"""

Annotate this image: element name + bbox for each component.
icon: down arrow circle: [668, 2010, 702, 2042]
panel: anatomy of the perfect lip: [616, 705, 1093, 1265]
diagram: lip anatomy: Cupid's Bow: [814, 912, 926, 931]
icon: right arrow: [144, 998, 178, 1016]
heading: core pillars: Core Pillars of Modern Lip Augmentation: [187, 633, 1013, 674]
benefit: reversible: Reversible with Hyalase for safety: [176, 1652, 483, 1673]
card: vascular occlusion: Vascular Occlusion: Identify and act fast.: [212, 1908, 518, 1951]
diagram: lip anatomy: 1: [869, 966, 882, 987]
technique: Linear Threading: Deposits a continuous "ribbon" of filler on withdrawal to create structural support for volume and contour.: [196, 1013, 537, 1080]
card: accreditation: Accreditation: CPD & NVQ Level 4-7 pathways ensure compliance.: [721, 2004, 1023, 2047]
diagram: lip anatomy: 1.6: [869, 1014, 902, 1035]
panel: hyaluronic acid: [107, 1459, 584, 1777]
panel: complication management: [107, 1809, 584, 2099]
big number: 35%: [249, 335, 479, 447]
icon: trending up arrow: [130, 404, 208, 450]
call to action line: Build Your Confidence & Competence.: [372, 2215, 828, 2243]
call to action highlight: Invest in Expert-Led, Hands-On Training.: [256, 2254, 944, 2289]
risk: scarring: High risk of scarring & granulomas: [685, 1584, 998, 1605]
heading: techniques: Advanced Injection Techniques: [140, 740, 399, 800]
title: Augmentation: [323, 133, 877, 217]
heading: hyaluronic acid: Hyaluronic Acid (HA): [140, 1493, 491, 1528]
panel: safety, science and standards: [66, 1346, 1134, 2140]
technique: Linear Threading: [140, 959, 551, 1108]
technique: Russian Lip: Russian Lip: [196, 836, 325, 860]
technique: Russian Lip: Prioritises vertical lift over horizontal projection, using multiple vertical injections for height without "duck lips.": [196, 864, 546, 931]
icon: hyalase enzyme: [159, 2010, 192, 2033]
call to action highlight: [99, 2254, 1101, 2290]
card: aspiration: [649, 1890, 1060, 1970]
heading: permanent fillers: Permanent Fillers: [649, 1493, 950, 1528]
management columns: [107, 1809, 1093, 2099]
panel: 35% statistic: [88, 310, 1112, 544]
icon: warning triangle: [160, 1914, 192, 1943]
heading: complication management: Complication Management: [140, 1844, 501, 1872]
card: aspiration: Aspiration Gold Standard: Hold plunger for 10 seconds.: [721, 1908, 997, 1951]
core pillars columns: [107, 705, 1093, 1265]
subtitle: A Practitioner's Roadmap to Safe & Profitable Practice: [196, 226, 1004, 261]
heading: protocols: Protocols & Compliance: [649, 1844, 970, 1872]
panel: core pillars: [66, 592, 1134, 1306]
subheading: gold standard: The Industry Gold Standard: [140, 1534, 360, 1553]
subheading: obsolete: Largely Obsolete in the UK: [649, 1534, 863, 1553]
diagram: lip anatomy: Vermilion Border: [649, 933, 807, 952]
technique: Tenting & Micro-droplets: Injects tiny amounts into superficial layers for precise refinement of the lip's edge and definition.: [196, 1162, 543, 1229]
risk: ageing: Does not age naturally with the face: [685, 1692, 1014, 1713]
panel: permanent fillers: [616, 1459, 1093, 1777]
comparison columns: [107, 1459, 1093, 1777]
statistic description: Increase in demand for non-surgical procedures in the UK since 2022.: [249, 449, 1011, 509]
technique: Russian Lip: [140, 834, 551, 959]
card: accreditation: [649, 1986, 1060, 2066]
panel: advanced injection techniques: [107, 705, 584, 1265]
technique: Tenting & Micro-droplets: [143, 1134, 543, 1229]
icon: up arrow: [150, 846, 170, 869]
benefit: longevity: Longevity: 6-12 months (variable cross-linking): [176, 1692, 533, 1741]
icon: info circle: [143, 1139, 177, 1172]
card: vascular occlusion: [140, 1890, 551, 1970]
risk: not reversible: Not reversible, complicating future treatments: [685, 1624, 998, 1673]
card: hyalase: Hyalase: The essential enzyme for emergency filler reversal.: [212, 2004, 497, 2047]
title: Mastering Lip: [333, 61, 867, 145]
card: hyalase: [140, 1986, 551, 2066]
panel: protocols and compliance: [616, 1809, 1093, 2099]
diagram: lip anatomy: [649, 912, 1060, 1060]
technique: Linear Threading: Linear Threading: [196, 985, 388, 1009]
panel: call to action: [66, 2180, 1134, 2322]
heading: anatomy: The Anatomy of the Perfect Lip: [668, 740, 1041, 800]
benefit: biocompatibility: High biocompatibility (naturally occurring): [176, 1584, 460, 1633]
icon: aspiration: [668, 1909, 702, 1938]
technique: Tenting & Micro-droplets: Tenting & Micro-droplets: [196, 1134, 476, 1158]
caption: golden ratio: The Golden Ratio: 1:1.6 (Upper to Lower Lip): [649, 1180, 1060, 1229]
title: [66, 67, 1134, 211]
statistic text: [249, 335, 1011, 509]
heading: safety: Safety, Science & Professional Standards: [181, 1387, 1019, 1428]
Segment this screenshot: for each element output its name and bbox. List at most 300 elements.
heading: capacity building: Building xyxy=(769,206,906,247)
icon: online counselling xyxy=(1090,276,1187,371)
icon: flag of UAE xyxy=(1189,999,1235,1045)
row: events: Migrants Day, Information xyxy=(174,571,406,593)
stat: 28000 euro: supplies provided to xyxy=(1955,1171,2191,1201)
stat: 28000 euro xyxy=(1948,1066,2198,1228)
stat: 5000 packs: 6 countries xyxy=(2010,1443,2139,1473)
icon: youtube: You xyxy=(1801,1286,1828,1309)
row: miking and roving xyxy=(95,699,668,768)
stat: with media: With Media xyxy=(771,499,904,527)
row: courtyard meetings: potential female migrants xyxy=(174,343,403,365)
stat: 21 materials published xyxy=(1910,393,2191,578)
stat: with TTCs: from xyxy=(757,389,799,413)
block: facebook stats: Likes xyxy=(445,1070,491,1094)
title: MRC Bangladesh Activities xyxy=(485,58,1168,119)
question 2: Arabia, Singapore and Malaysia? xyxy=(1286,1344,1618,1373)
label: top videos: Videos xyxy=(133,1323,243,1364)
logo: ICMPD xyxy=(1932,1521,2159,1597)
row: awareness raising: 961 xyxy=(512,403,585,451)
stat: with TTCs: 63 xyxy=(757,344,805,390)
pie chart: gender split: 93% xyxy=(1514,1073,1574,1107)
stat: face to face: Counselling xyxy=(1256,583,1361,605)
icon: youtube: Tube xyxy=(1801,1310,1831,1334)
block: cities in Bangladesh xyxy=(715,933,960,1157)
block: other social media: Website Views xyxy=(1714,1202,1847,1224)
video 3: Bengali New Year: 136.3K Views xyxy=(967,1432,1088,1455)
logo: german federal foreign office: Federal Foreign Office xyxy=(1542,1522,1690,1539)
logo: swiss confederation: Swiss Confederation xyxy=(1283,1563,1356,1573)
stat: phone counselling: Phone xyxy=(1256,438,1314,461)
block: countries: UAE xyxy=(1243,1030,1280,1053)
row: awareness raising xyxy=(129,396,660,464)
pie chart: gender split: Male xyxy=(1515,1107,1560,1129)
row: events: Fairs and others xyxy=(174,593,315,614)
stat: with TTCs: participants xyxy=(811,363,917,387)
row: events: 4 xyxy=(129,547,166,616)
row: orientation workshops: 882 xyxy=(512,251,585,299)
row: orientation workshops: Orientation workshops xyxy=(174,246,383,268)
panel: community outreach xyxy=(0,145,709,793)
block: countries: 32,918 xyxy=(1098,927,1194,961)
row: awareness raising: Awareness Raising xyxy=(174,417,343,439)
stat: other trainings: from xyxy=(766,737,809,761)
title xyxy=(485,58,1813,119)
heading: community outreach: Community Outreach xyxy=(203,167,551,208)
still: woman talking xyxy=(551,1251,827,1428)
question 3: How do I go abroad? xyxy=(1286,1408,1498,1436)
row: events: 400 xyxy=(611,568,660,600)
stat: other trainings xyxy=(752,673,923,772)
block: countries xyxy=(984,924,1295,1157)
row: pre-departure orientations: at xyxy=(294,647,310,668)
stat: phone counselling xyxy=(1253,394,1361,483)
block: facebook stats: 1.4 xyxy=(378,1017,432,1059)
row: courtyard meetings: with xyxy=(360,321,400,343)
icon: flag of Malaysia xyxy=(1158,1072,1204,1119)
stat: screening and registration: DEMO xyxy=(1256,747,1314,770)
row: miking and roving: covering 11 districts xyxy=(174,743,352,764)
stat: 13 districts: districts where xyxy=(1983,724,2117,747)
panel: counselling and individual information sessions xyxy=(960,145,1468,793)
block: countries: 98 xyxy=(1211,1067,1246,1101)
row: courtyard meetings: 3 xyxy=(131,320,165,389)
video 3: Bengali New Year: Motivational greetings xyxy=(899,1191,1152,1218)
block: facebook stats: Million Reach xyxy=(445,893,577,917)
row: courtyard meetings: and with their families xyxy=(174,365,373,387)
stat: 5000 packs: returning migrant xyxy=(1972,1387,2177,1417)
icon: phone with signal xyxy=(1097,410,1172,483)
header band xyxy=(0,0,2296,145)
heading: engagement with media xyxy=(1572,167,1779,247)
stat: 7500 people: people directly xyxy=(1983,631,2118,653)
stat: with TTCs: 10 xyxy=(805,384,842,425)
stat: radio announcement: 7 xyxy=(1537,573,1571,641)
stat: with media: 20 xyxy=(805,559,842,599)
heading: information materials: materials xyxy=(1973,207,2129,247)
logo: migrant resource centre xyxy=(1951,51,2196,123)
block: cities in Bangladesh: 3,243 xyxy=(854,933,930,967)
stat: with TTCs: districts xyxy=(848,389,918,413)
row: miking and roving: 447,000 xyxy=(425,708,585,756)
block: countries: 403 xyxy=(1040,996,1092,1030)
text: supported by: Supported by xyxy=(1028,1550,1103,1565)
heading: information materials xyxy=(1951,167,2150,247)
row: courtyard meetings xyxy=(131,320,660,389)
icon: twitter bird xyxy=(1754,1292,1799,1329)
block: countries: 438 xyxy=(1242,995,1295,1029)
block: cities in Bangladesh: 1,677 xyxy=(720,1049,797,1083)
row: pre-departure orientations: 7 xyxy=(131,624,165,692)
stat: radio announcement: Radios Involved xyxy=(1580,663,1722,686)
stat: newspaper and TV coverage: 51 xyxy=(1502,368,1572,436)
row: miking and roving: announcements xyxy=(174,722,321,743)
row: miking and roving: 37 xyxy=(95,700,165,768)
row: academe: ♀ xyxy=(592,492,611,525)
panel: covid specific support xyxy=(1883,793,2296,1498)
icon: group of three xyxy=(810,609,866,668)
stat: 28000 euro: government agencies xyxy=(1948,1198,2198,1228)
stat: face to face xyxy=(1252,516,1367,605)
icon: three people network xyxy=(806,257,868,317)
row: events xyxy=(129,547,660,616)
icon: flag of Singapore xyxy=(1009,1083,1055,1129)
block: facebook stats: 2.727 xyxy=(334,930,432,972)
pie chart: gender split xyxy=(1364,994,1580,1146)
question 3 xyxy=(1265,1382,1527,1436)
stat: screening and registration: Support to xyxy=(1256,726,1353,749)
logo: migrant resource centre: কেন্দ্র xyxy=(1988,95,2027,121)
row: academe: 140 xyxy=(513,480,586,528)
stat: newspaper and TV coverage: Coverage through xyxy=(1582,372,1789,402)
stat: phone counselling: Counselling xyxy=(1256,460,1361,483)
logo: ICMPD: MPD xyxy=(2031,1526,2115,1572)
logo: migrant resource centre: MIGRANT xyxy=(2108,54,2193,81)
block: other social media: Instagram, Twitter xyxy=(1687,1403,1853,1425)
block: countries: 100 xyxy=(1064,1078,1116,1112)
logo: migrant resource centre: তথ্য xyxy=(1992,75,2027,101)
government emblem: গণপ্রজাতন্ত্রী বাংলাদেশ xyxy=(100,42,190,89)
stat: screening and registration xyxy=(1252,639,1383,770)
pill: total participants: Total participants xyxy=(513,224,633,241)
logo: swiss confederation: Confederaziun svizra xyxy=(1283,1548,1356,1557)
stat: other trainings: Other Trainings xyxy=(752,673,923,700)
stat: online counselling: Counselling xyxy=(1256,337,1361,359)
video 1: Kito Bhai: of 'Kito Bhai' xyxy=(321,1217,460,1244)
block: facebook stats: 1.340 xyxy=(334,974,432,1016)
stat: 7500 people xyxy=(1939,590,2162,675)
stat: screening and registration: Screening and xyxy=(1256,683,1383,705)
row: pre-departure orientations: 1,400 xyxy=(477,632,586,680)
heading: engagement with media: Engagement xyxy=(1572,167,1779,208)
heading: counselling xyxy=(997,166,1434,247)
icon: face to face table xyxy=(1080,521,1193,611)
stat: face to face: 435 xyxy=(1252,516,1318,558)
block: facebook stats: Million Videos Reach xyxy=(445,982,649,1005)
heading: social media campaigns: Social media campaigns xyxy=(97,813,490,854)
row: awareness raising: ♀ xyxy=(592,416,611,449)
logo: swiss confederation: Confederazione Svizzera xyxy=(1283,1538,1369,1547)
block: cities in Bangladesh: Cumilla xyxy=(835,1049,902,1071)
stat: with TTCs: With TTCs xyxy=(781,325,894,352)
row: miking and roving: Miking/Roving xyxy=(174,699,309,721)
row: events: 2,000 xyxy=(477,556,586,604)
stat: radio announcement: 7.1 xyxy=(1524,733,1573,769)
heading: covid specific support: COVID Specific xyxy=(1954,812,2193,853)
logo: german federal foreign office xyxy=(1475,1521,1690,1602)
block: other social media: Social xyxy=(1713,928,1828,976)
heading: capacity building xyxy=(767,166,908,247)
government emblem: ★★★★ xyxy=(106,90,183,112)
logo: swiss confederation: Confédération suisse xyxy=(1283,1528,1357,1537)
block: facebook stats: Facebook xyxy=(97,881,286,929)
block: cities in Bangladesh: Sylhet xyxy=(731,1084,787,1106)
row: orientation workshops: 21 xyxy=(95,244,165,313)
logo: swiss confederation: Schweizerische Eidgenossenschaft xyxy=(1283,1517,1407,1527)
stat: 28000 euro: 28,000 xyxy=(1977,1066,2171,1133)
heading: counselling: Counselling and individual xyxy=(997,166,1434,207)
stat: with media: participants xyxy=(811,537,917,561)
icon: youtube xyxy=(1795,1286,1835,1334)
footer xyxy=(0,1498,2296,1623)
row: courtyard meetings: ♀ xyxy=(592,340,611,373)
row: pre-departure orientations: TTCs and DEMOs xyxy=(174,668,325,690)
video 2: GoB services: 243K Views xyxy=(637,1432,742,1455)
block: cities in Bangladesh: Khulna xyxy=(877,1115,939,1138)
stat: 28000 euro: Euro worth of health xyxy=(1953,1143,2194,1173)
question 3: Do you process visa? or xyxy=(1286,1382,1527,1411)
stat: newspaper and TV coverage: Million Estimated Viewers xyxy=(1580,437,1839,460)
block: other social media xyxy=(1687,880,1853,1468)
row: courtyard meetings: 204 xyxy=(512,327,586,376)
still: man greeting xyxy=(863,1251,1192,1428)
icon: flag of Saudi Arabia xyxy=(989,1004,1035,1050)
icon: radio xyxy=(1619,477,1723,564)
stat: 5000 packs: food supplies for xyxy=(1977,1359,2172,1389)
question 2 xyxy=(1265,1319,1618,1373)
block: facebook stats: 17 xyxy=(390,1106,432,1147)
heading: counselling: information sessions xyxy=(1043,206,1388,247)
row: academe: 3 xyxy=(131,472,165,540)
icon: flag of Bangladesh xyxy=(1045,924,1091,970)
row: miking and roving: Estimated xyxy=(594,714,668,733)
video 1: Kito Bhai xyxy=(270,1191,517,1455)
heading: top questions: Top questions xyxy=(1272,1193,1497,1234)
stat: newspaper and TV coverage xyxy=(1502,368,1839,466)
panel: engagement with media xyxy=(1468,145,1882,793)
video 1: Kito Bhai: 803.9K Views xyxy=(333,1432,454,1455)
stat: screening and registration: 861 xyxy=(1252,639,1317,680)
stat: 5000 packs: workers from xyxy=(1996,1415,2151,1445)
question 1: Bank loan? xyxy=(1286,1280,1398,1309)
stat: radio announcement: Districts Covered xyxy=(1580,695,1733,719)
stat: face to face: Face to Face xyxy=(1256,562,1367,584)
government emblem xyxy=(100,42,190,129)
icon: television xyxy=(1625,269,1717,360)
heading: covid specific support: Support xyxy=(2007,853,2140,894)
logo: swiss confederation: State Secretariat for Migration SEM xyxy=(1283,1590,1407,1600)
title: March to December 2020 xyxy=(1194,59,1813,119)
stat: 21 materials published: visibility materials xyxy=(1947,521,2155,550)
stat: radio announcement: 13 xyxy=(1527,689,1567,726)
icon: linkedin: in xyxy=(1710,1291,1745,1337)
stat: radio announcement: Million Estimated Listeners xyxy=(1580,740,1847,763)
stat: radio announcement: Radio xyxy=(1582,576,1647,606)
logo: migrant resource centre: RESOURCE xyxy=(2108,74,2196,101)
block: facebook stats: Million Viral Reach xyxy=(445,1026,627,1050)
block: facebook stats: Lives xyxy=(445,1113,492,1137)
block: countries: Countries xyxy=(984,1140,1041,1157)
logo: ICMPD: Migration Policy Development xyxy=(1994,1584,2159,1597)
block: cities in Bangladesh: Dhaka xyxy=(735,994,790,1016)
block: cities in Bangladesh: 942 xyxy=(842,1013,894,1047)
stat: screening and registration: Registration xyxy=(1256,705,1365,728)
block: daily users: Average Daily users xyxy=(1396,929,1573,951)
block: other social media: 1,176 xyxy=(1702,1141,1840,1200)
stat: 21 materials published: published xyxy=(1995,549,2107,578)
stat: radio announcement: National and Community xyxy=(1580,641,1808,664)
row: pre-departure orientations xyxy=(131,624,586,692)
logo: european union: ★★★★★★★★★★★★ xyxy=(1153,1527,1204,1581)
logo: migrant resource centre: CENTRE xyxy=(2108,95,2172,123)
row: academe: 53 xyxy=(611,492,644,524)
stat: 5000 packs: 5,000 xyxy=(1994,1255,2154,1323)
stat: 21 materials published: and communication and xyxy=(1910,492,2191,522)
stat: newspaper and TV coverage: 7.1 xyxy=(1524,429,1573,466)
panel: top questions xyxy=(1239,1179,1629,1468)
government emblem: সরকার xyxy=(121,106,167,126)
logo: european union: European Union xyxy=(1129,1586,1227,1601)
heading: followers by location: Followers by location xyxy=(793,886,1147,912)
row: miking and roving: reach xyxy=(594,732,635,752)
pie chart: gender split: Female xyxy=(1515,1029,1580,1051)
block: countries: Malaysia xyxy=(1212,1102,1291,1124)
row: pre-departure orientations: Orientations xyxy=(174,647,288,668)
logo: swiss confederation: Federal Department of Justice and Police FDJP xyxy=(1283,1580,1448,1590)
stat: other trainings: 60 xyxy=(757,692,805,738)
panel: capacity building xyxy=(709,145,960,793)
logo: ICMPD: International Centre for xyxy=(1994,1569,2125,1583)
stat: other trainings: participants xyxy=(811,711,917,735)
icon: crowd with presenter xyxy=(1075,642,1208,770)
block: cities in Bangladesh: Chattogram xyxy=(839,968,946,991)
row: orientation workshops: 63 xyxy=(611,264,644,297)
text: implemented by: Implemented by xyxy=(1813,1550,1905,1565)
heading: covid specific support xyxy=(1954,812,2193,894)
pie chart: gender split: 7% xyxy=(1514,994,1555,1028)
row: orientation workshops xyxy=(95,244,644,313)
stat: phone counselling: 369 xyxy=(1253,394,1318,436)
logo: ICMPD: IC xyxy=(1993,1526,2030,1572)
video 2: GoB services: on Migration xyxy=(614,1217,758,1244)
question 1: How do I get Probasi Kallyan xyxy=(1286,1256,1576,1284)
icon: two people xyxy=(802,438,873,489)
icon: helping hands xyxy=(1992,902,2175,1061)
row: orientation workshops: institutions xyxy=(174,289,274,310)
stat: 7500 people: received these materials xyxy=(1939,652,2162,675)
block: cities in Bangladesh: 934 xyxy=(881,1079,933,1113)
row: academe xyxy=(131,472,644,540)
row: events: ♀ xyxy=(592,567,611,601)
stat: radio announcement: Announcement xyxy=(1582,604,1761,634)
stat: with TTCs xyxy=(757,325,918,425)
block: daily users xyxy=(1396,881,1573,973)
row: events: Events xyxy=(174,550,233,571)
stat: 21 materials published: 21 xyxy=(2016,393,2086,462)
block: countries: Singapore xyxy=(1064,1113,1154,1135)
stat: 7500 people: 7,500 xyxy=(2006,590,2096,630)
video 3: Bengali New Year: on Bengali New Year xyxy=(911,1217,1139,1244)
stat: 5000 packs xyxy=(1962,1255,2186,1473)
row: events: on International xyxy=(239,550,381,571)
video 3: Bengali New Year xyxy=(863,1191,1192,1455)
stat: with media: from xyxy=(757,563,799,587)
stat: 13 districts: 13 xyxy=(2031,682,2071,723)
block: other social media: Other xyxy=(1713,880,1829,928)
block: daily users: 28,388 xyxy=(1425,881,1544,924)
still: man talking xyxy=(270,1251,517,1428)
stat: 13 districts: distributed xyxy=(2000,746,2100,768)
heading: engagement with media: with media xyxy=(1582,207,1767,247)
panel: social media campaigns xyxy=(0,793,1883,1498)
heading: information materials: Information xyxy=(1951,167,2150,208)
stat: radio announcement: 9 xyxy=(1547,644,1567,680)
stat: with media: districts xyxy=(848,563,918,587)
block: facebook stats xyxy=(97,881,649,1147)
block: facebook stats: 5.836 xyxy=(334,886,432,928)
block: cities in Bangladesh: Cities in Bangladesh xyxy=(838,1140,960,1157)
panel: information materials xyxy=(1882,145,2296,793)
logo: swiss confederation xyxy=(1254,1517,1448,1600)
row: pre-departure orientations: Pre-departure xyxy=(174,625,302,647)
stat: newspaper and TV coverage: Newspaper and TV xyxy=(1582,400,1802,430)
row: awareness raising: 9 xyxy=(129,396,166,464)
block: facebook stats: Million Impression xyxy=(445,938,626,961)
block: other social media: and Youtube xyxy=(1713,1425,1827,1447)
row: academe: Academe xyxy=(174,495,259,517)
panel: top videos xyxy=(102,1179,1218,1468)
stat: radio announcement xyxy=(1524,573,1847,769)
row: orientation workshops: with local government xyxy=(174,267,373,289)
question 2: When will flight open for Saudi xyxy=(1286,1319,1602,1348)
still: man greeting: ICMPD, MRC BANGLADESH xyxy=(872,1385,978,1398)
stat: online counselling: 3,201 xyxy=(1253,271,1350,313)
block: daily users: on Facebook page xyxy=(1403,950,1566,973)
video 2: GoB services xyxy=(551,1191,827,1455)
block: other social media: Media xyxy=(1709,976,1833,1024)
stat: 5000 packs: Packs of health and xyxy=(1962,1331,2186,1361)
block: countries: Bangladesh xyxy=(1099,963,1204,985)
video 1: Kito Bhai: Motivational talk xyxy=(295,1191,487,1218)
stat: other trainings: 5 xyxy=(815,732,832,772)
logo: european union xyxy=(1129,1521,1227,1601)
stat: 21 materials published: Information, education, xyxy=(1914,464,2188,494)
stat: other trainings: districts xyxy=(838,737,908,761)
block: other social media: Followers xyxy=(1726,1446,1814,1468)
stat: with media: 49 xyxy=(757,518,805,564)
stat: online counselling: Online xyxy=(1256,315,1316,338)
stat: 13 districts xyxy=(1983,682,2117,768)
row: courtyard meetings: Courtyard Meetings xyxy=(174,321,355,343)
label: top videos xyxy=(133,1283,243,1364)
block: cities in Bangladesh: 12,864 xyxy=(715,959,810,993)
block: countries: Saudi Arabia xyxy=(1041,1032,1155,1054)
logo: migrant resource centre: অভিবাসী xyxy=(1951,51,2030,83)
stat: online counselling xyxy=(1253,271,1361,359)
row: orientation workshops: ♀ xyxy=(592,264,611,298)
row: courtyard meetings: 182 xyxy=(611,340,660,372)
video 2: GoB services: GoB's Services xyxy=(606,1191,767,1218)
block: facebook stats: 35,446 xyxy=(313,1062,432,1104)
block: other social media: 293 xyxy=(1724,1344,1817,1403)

"""

Return each line from the entries above that includes "chart".

pie chart: gender split: 93% xyxy=(1514,1073,1574,1107)
pie chart: gender split: Male xyxy=(1515,1107,1560,1129)
pie chart: gender split xyxy=(1364,994,1580,1146)
pie chart: gender split: Female xyxy=(1515,1029,1580,1051)
pie chart: gender split: 7% xyxy=(1514,994,1555,1028)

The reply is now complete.